Without the pictures, write out all the lines below exactly as they appear.
----
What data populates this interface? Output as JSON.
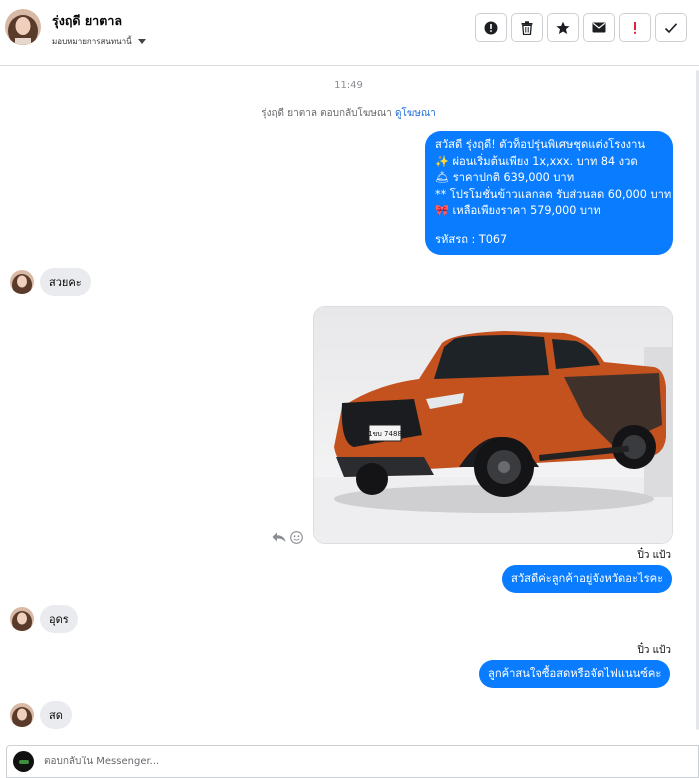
{
  "header": {
    "contact_name": "รุ่งฤดี ยาตาล",
    "assign_label": "มอบหมายการสนทนานี้",
    "actions": [
      "spam-icon",
      "trash-icon",
      "star-icon",
      "mail-icon",
      "important-icon",
      "done-icon"
    ]
  },
  "conversation": {
    "timestamp": "11:49",
    "ad_reply_text": "รุ่งฤดี ยาตาล ตอบกลับโฆษณา",
    "ad_link": "ดูโฆษณา",
    "promo_message": {
      "line1": "สวัสดี รุ่งฤดี! ตัวท็อปรุ่นพิเศษชุดแต่งโรงงาน",
      "line2": "✨  ผ่อนเริ่มต้นเพียง 1x,xxx. บาท 84 งวด",
      "line3": "🛎 ราคาปกติ 639,000 บาท",
      "line4": "** โปรโมชั่นข้าวแลกลด รับส่วนลด 60,000 บาท",
      "line5": "🎀  เหลือเพียงราคา 579,000 บาท",
      "line6": "รหัสรถ : T067"
    },
    "incoming": [
      {
        "text": "สวยคะ"
      },
      {
        "text": "อุดร"
      },
      {
        "text": "สด"
      }
    ],
    "photo": {
      "plate_text": "1ขบ 7488"
    },
    "outgoing": [
      {
        "sender": "ปิ๋ว แป้ว",
        "text": "สวัสดีค่ะลูกค้าอยู่จังหวัดอะไรคะ"
      },
      {
        "sender": "ปิ๋ว แป้ว",
        "text": "ลูกค้าสนใจซื้อสดหรือจัดไฟแนนซ์คะ"
      }
    ]
  },
  "reply": {
    "placeholder": "ตอบกลับใน Messenger..."
  },
  "colors": {
    "accent": "#0a7cff",
    "incoming_bubble": "#e9ebee",
    "link": "#216fdb"
  }
}
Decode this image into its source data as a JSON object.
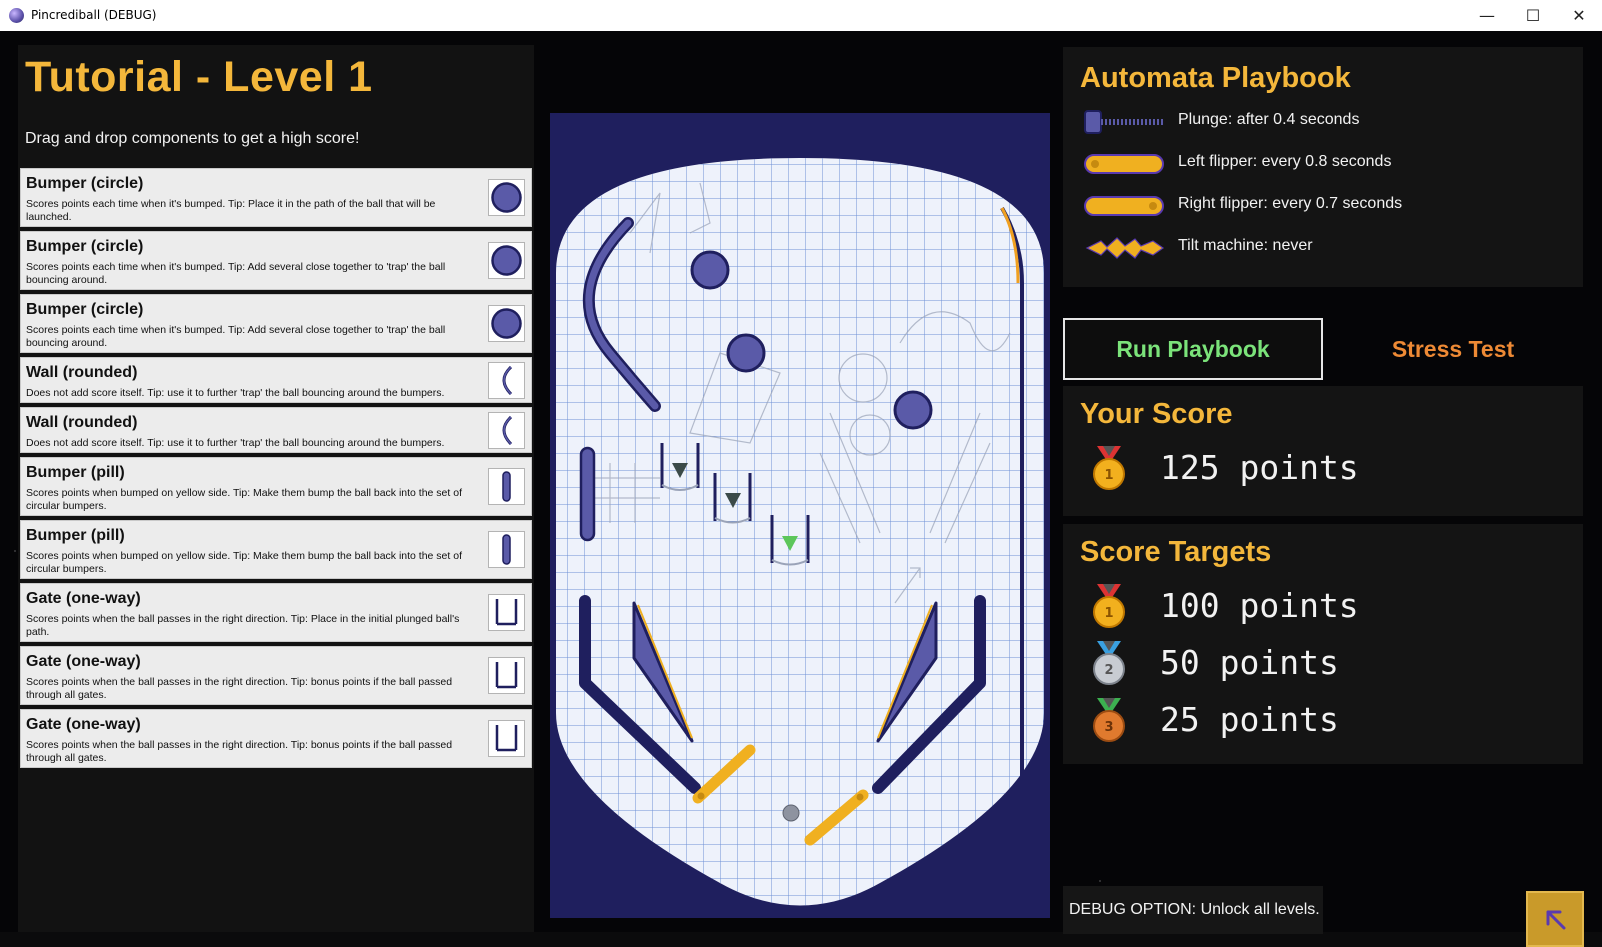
{
  "window": {
    "title": "Pincrediball (DEBUG)",
    "minimize": "—",
    "maximize": "☐",
    "close": "✕"
  },
  "level": {
    "title": "Tutorial - Level 1",
    "subtitle": "Drag and drop components to get a high score!"
  },
  "components": [
    {
      "name": "Bumper (circle)",
      "desc": "Scores points each time when it's bumped. Tip: Place it in the path of the ball that will be launched.",
      "icon": "circle-bumper-icon"
    },
    {
      "name": "Bumper (circle)",
      "desc": "Scores points each time when it's bumped. Tip: Add several close together to 'trap' the ball bouncing around.",
      "icon": "circle-bumper-icon"
    },
    {
      "name": "Bumper (circle)",
      "desc": "Scores points each time when it's bumped. Tip: Add several close together to 'trap' the ball bouncing around.",
      "icon": "circle-bumper-icon"
    },
    {
      "name": "Wall (rounded)",
      "desc": "Does not add score itself. Tip: use it to further 'trap' the ball bouncing around the bumpers.",
      "icon": "rounded-wall-icon"
    },
    {
      "name": "Wall (rounded)",
      "desc": "Does not add score itself. Tip: use it to further 'trap' the ball bouncing around the bumpers.",
      "icon": "rounded-wall-icon"
    },
    {
      "name": "Bumper (pill)",
      "desc": "Scores points when bumped on yellow side. Tip: Make them bump the ball back into the set of circular bumpers.",
      "icon": "pill-bumper-icon"
    },
    {
      "name": "Bumper (pill)",
      "desc": "Scores points when bumped on yellow side. Tip: Make them bump the ball back into the set of circular bumpers.",
      "icon": "pill-bumper-icon"
    },
    {
      "name": "Gate (one-way)",
      "desc": "Scores points when the ball passes in the right direction. Tip: Place in the initial plunged ball's path.",
      "icon": "gate-icon"
    },
    {
      "name": "Gate (one-way)",
      "desc": "Scores points when the ball passes in the right direction. Tip: bonus points if the ball passed through all gates.",
      "icon": "gate-icon"
    },
    {
      "name": "Gate (one-way)",
      "desc": "Scores points when the ball passes in the right direction. Tip: bonus points if the ball passed through all gates.",
      "icon": "gate-icon"
    }
  ],
  "playbook": {
    "title": "Automata Playbook",
    "rows": [
      {
        "icon": "plunger-icon",
        "label": "Plunge: after 0.4 seconds"
      },
      {
        "icon": "left-flipper-icon",
        "label": "Left flipper: every 0.8 seconds"
      },
      {
        "icon": "right-flipper-icon",
        "label": "Right flipper: every 0.7 seconds"
      },
      {
        "icon": "tilt-icon",
        "label": "Tilt machine: never"
      }
    ],
    "run_label": "Run Playbook",
    "stress_label": "Stress Test"
  },
  "score": {
    "title": "Your Score",
    "value": "125 points",
    "medal": "gold-medal-icon"
  },
  "targets": {
    "title": "Score Targets",
    "items": [
      {
        "label": "100 points",
        "medal": "gold-medal-icon",
        "rank": "1"
      },
      {
        "label": "50 points",
        "medal": "silver-medal-icon",
        "rank": "2"
      },
      {
        "label": "25 points",
        "medal": "bronze-medal-icon",
        "rank": "3"
      }
    ]
  },
  "debug": {
    "label": "DEBUG OPTION: Unlock all levels."
  },
  "colors": {
    "accent": "#f4b73b",
    "run": "#7be37a",
    "stress": "#ee8a35",
    "board": "#1f1f5e",
    "part": "#5a5aa8"
  }
}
----
▶ _WORKED ANSWER_:
What data populates this interface? Output as JSON.
{
  "header": {
    "contact_name": "รุ่งฤดี ยาตาล",
    "assign_label": "มอบหมายการสนทนานี้",
    "actions": [
      "spam-icon",
      "trash-icon",
      "star-icon",
      "mail-icon",
      "important-icon",
      "done-icon"
    ]
  },
  "conversation": {
    "timestamp": "11:49",
    "ad_reply_text": "รุ่งฤดี ยาตาล ตอบกลับโฆษณา",
    "ad_link": "ดูโฆษณา",
    "promo_message": {
      "line1": "สวัสดี รุ่งฤดี! ตัวท็อปรุ่นพิเศษชุดแต่งโรงงาน",
      "line2": "✨  ผ่อนเริ่มต้นเพียง 1x,xxx. บาท 84 งวด",
      "line3": "🛎 ราคาปกติ 639,000 บาท",
      "line4": "** โปรโมชั่นข้าวแลกลด รับส่วนลด 60,000 บาท",
      "line5": "🎀  เหลือเพียงราคา 579,000 บาท",
      "line6": "รหัสรถ : T067"
    },
    "incoming": [
      {
        "text": "สวยคะ"
      },
      {
        "text": "อุดร"
      },
      {
        "text": "สด"
      }
    ],
    "photo": {
      "plate_text": "1ขบ 7488"
    },
    "outgoing": [
      {
        "sender": "ปิ๋ว แป้ว",
        "text": "สวัสดีค่ะลูกค้าอยู่จังหวัดอะไรคะ"
      },
      {
        "sender": "ปิ๋ว แป้ว",
        "text": "ลูกค้าสนใจซื้อสดหรือจัดไฟแนนซ์คะ"
      }
    ]
  },
  "reply": {
    "placeholder": "ตอบกลับใน Messenger..."
  },
  "colors": {
    "accent": "#0a7cff",
    "incoming_bubble": "#e9ebee",
    "link": "#216fdb"
  }
}
Decode this image into its source data as a JSON object.
{
  "window": {
    "title": "Pincrediball (DEBUG)",
    "minimize": "—",
    "maximize": "☐",
    "close": "✕"
  },
  "level": {
    "title": "Tutorial - Level 1",
    "subtitle": "Drag and drop components to get a high score!"
  },
  "components": [
    {
      "name": "Bumper (circle)",
      "desc": "Scores points each time when it's bumped. Tip: Place it in the path of the ball that will be launched.",
      "icon": "circle-bumper-icon"
    },
    {
      "name": "Bumper (circle)",
      "desc": "Scores points each time when it's bumped. Tip: Add several close together to 'trap' the ball bouncing around.",
      "icon": "circle-bumper-icon"
    },
    {
      "name": "Bumper (circle)",
      "desc": "Scores points each time when it's bumped. Tip: Add several close together to 'trap' the ball bouncing around.",
      "icon": "circle-bumper-icon"
    },
    {
      "name": "Wall (rounded)",
      "desc": "Does not add score itself. Tip: use it to further 'trap' the ball bouncing around the bumpers.",
      "icon": "rounded-wall-icon"
    },
    {
      "name": "Wall (rounded)",
      "desc": "Does not add score itself. Tip: use it to further 'trap' the ball bouncing around the bumpers.",
      "icon": "rounded-wall-icon"
    },
    {
      "name": "Bumper (pill)",
      "desc": "Scores points when bumped on yellow side. Tip: Make them bump the ball back into the set of circular bumpers.",
      "icon": "pill-bumper-icon"
    },
    {
      "name": "Bumper (pill)",
      "desc": "Scores points when bumped on yellow side. Tip: Make them bump the ball back into the set of circular bumpers.",
      "icon": "pill-bumper-icon"
    },
    {
      "name": "Gate (one-way)",
      "desc": "Scores points when the ball passes in the right direction. Tip: Place in the initial plunged ball's path.",
      "icon": "gate-icon"
    },
    {
      "name": "Gate (one-way)",
      "desc": "Scores points when the ball passes in the right direction. Tip: bonus points if the ball passed through all gates.",
      "icon": "gate-icon"
    },
    {
      "name": "Gate (one-way)",
      "desc": "Scores points when the ball passes in the right direction. Tip: bonus points if the ball passed through all gates.",
      "icon": "gate-icon"
    }
  ],
  "playbook": {
    "title": "Automata Playbook",
    "rows": [
      {
        "icon": "plunger-icon",
        "label": "Plunge: after 0.4 seconds"
      },
      {
        "icon": "left-flipper-icon",
        "label": "Left flipper: every 0.8 seconds"
      },
      {
        "icon": "right-flipper-icon",
        "label": "Right flipper: every 0.7 seconds"
      },
      {
        "icon": "tilt-icon",
        "label": "Tilt machine: never"
      }
    ],
    "run_label": "Run Playbook",
    "stress_label": "Stress Test"
  },
  "score": {
    "title": "Your Score",
    "value": "125 points",
    "medal": "gold-medal-icon"
  },
  "targets": {
    "title": "Score Targets",
    "items": [
      {
        "label": "100 points",
        "medal": "gold-medal-icon",
        "rank": "1"
      },
      {
        "label": "50 points",
        "medal": "silver-medal-icon",
        "rank": "2"
      },
      {
        "label": "25 points",
        "medal": "bronze-medal-icon",
        "rank": "3"
      }
    ]
  },
  "debug": {
    "label": "DEBUG OPTION: Unlock all levels."
  },
  "colors": {
    "accent": "#f4b73b",
    "run": "#7be37a",
    "stress": "#ee8a35",
    "board": "#1f1f5e",
    "part": "#5a5aa8"
  }
}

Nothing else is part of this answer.